Find every line in the records below that holds the word "Constant", and copy each one.

──────── Data supplied

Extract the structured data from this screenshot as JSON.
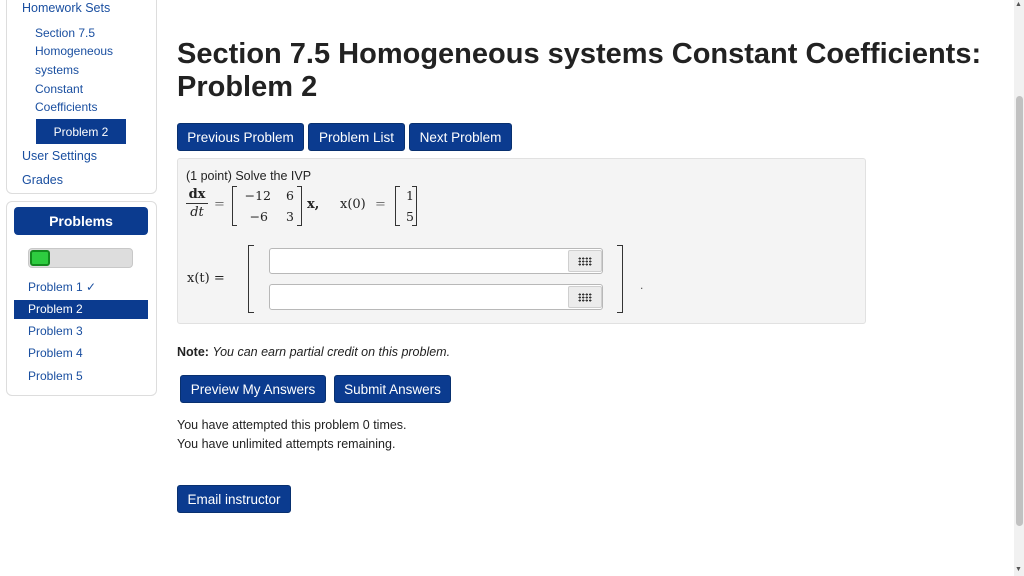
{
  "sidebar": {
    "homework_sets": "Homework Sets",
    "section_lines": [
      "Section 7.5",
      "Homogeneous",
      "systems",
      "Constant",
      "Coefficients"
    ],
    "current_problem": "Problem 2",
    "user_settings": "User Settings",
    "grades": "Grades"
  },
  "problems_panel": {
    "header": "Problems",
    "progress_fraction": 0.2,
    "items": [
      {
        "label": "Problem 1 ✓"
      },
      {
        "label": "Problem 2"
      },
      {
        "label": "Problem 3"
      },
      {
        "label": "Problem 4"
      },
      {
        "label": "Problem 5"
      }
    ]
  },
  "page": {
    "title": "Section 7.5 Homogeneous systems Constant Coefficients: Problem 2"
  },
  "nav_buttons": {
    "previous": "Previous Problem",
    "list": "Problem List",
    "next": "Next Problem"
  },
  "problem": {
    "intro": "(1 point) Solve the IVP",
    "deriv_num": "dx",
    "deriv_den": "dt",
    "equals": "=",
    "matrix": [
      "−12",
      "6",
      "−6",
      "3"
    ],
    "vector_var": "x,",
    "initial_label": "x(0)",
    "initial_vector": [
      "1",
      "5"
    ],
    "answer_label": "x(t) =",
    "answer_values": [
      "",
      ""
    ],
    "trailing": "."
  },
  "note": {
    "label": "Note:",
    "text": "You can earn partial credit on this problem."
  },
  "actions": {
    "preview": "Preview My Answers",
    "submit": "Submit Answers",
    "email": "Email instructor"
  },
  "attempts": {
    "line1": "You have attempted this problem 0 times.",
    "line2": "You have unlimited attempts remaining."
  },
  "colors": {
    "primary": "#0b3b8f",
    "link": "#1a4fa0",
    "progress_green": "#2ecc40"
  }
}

────────────────

Result of the task
      "Constant",
    "title": "Section 7.5 Homogeneous systems Constant Coefficients: Problem 2"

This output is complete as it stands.